*Problem*. Below are some records. Copy every line in them that holds "text".

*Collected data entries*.
========================================================================

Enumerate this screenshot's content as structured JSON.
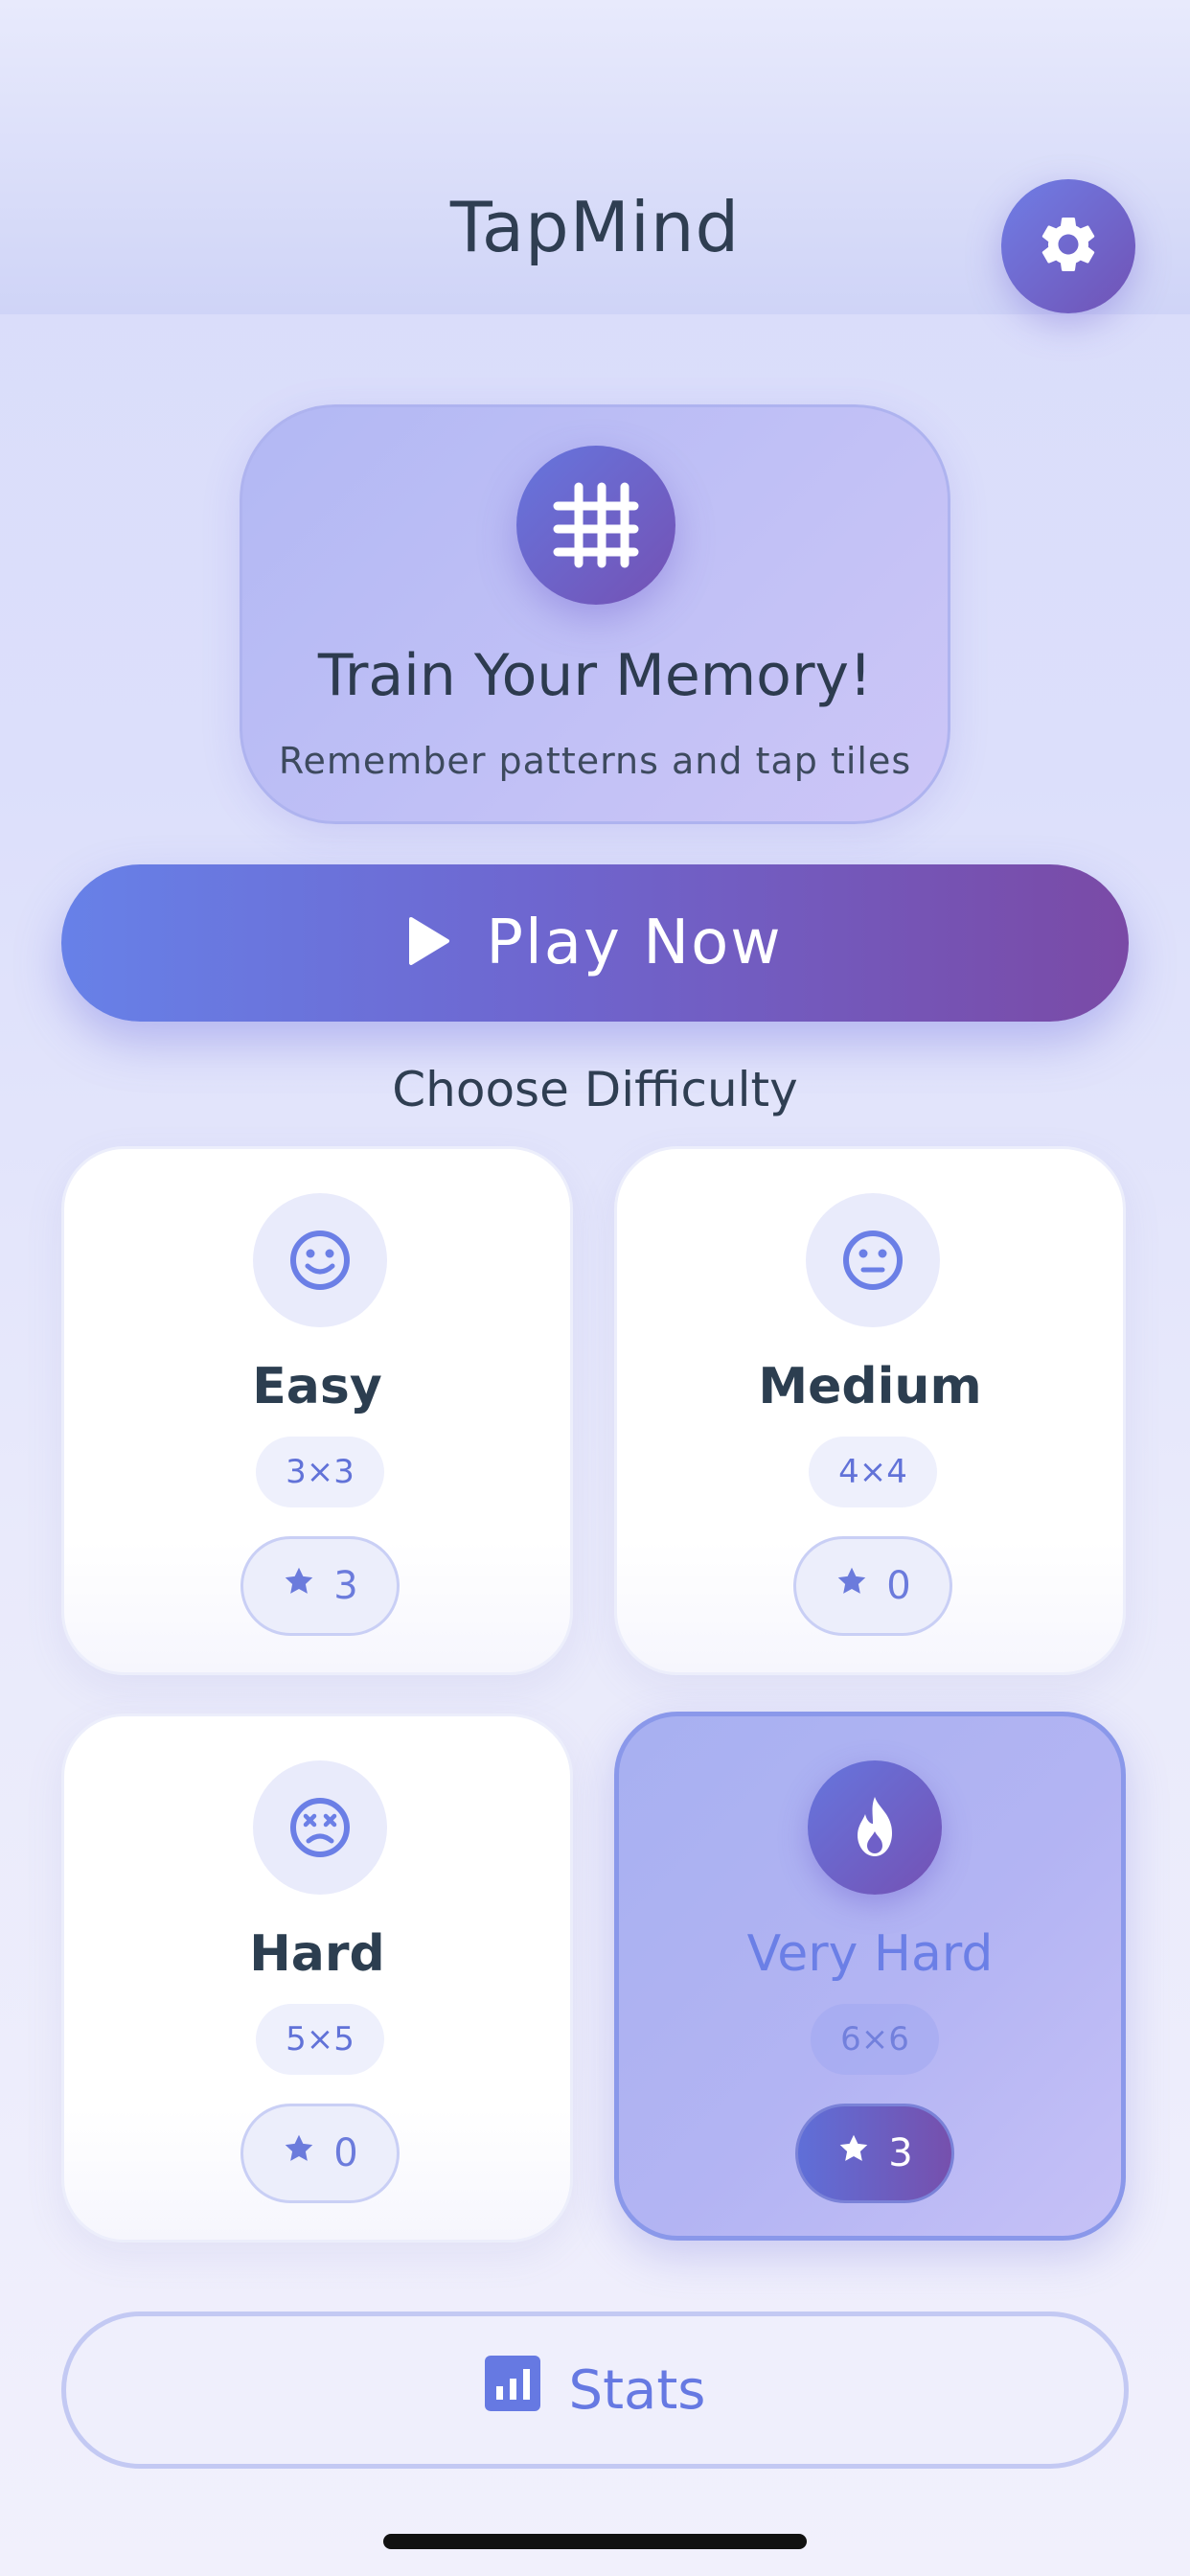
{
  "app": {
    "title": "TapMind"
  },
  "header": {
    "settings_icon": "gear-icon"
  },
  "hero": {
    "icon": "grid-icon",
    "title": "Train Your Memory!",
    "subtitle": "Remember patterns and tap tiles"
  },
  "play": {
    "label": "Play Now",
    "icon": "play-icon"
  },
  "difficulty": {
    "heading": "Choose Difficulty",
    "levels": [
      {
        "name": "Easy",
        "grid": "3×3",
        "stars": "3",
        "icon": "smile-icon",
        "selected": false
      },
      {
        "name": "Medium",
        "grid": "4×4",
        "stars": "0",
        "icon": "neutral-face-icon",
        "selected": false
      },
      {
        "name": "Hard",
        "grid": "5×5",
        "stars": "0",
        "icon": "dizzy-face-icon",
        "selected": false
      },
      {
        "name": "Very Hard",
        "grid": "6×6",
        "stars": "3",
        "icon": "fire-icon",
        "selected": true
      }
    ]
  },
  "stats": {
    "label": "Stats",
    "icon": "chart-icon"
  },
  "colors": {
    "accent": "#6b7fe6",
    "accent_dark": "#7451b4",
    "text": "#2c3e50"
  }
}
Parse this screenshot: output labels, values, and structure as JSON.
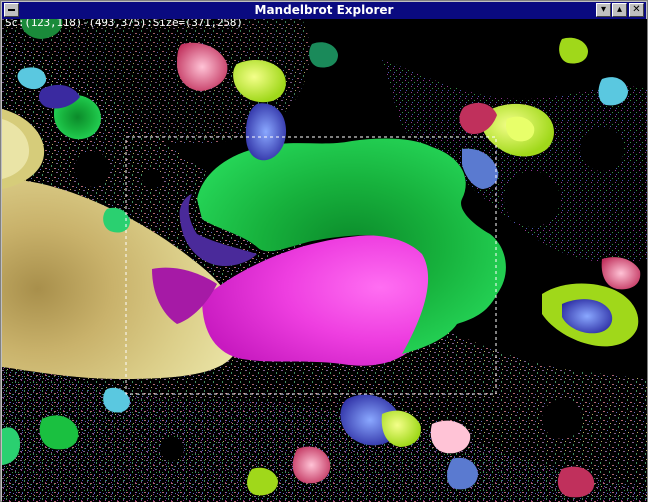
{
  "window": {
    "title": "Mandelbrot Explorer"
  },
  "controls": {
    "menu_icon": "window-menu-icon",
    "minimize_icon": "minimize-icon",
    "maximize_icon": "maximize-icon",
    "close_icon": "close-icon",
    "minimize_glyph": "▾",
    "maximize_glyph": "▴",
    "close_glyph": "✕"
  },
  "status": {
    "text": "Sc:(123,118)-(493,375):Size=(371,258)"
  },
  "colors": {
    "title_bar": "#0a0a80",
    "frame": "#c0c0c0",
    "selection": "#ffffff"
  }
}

========================================================================

*Solved problem*.
    "text": "#2c3e50"
    "text": "Sc:(123,118)-(493,375):Size=(371,258)"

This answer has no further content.